▸ **Short exercise**:
Your task is to output the listing word for word, with pictures excluded.

— Start Exercise materials —

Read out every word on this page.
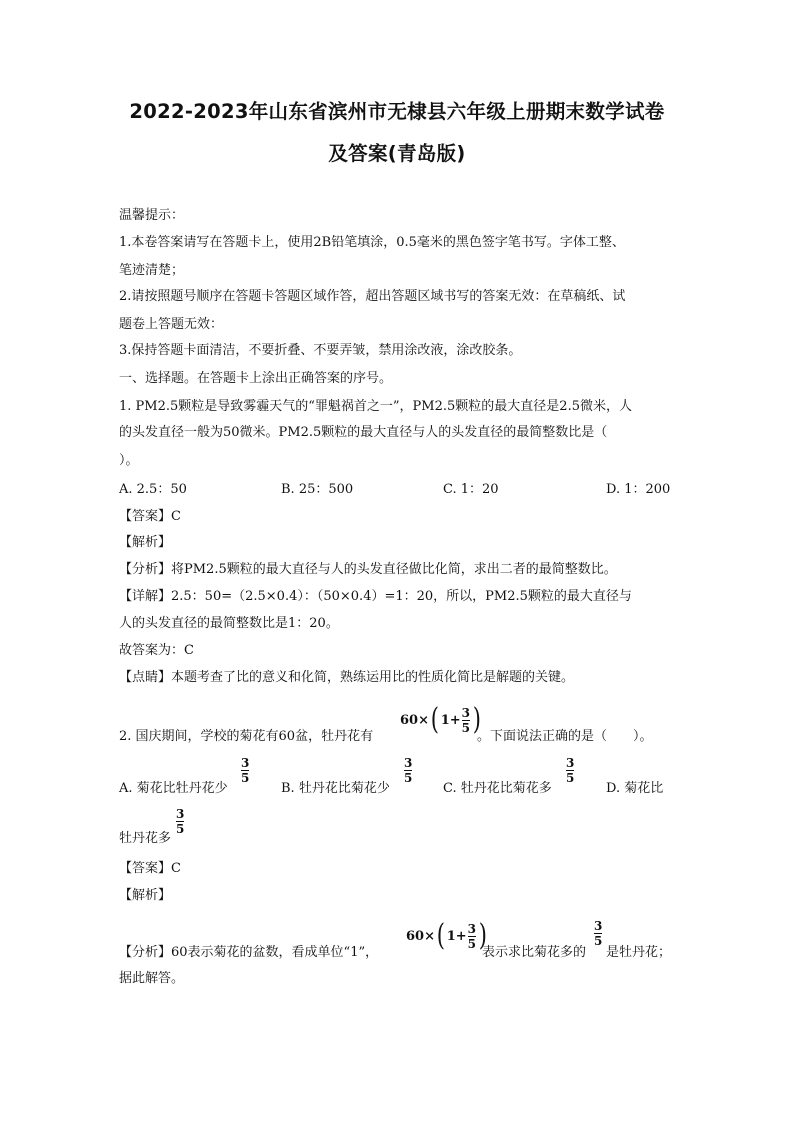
2022-2023年山东省滨州市无棣县六年级上册期末数学试卷
及答案(青岛版)
温馨提示：
1.本卷答案请写在答题卡上，使用2B铅笔填涂，0.5毫米的黑色签字笔书写。字体工整、
笔迹清楚；
2.请按照题号顺序在答题卡答题区域作答，超出答题区域书写的答案无效：在草稿纸、试
题卷上答题无效：
3.保持答题卡面清洁，不要折叠、不要弄皱，禁用涂改液，涂改胶条。
一、选择题。在答题卡上涂出正确答案的序号。
1. PM2.5颗粒是导致雾霾天气的“罪魁祸首之一”，PM2.5颗粒的最大直径是2.5微米，人
的头发直径一般为50微米。PM2.5颗粒的最大直径与人的头发直径的最简整数比是（
）。
A. 2.5：50	B. 25：500	C. 1：20	D. 1：200
【答案】C
【解析】
【分析】将PM2.5颗粒的最大直径与人的头发直径做比化简，求出二者的最简整数比。
【详解】2.5：50=（2.5×0.4）：（50×0.4）=1：20，所以，PM2.5颗粒的最大直径与
人的头发直径的最简整数比是1：20。
故答案为：C
【点睛】本题考查了比的意义和化简，熟练运用比的性质化简比是解题的关键。
2. 国庆期间，学校的菊花有60盆，牡丹花有
60× ( $1+ \frac{3}{5}$ )
。下面说法正确的是（　　）。
A. 菊花比牡丹花少
3
5
B. 牡丹花比菊花少
3
5
C. 牡丹花比菊花多
3
5
D. 菊花比
牡丹花多
3
5
【答案】C
【解析】
【分析】60表示菊花的盆数，看成单位“1”，
60× ( $1+ \frac{3}{5}$ )
表示求比菊花多的
3
5
是牡丹花；
据此解答。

— End Exercise materials —

▸ **Right answer**:
Read out every word on this page.
2022-2023年山东省滨州市无棣县六年级上册期末数学试卷
及答案(青岛版)
温馨提示：
1.本卷答案请写在答题卡上，使用2B铅笔填涂，0.5毫米的黑色签字笔书写。字体工整、
笔迹清楚；
2.请按照题号顺序在答题卡答题区域作答，超出答题区域书写的答案无效：在草稿纸、试
题卷上答题无效：
3.保持答题卡面清洁，不要折叠、不要弄皱，禁用涂改液，涂改胶条。
一、选择题。在答题卡上涂出正确答案的序号。
1. PM2.5颗粒是导致雾霾天气的“罪魁祸首之一”，PM2.5颗粒的最大直径是2.5微米，人
的头发直径一般为50微米。PM2.5颗粒的最大直径与人的头发直径的最简整数比是（
）。
A. 2.5：50	B. 25：500	C. 1：20	D. 1：200
【答案】C
【解析】
【分析】将PM2.5颗粒的最大直径与人的头发直径做比化简，求出二者的最简整数比。
【详解】2.5：50=（2.5×0.4）：（50×0.4）=1：20，所以，PM2.5颗粒的最大直径与
人的头发直径的最简整数比是1：20。
故答案为：C
【点睛】本题考查了比的意义和化简，熟练运用比的性质化简比是解题的关键。
2. 国庆期间，学校的菊花有60盆，牡丹花有
60× ( $1+ \frac{3}{5}$ )
。下面说法正确的是（　　）。
A. 菊花比牡丹花少
3
5
B. 牡丹花比菊花少
3
5
C. 牡丹花比菊花多
3
5
D. 菊花比
牡丹花多
3
5
【答案】C
【解析】
【分析】60表示菊花的盆数，看成单位“1”，
60× ( $1+ \frac{3}{5}$ )
表示求比菊花多的
3
5
是牡丹花；
据此解答。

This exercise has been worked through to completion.